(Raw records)
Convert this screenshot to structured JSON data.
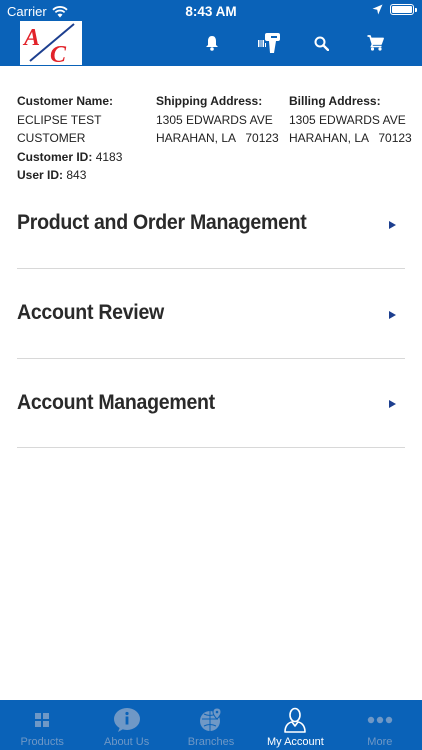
{
  "status_bar": {
    "carrier": "Carrier",
    "time": "8:43 AM"
  },
  "header": {
    "logo_text": "A/C",
    "icons": [
      "bell-icon",
      "barcode-scanner-icon",
      "search-icon",
      "cart-icon"
    ]
  },
  "customer": {
    "name_label": "Customer Name:",
    "name_line1": "ECLIPSE TEST",
    "name_line2": "CUSTOMER",
    "customer_id_label": "Customer ID:",
    "customer_id": "4183",
    "user_id_label": "User ID:",
    "user_id": "843"
  },
  "shipping": {
    "label": "Shipping Address:",
    "line1": "1305 EDWARDS AVE",
    "line2": "HARAHAN, LA   70123"
  },
  "billing": {
    "label": "Billing Address:",
    "line1": "1305 EDWARDS AVE",
    "line2": "HARAHAN, LA   70123"
  },
  "menu": [
    {
      "label": "Product and Order Management"
    },
    {
      "label": "Account Review"
    },
    {
      "label": "Account Management"
    }
  ],
  "tabs": [
    {
      "label": "Products",
      "icon": "grid-icon",
      "active": false
    },
    {
      "label": "About Us",
      "icon": "info-icon",
      "active": false
    },
    {
      "label": "Branches",
      "icon": "globe-pin-icon",
      "active": false
    },
    {
      "label": "My Account",
      "icon": "person-icon",
      "active": true
    },
    {
      "label": "More",
      "icon": "more-dots-icon",
      "active": false
    }
  ],
  "colors": {
    "brand_blue": "#0a62b8",
    "arrow_blue": "#1d3f8f",
    "tab_inactive": "#6f98c6",
    "logo_red": "#e2232a"
  }
}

» **To do**
Copy out all the records exactly, excluding pictures.

» **Response**
Convert this screenshot to structured JSON data.
{
  "status_bar": {
    "carrier": "Carrier",
    "time": "8:43 AM"
  },
  "header": {
    "logo_text": "A/C",
    "icons": [
      "bell-icon",
      "barcode-scanner-icon",
      "search-icon",
      "cart-icon"
    ]
  },
  "customer": {
    "name_label": "Customer Name:",
    "name_line1": "ECLIPSE TEST",
    "name_line2": "CUSTOMER",
    "customer_id_label": "Customer ID:",
    "customer_id": "4183",
    "user_id_label": "User ID:",
    "user_id": "843"
  },
  "shipping": {
    "label": "Shipping Address:",
    "line1": "1305 EDWARDS AVE",
    "line2": "HARAHAN, LA   70123"
  },
  "billing": {
    "label": "Billing Address:",
    "line1": "1305 EDWARDS AVE",
    "line2": "HARAHAN, LA   70123"
  },
  "menu": [
    {
      "label": "Product and Order Management"
    },
    {
      "label": "Account Review"
    },
    {
      "label": "Account Management"
    }
  ],
  "tabs": [
    {
      "label": "Products",
      "icon": "grid-icon",
      "active": false
    },
    {
      "label": "About Us",
      "icon": "info-icon",
      "active": false
    },
    {
      "label": "Branches",
      "icon": "globe-pin-icon",
      "active": false
    },
    {
      "label": "My Account",
      "icon": "person-icon",
      "active": true
    },
    {
      "label": "More",
      "icon": "more-dots-icon",
      "active": false
    }
  ],
  "colors": {
    "brand_blue": "#0a62b8",
    "arrow_blue": "#1d3f8f",
    "tab_inactive": "#6f98c6",
    "logo_red": "#e2232a"
  }
}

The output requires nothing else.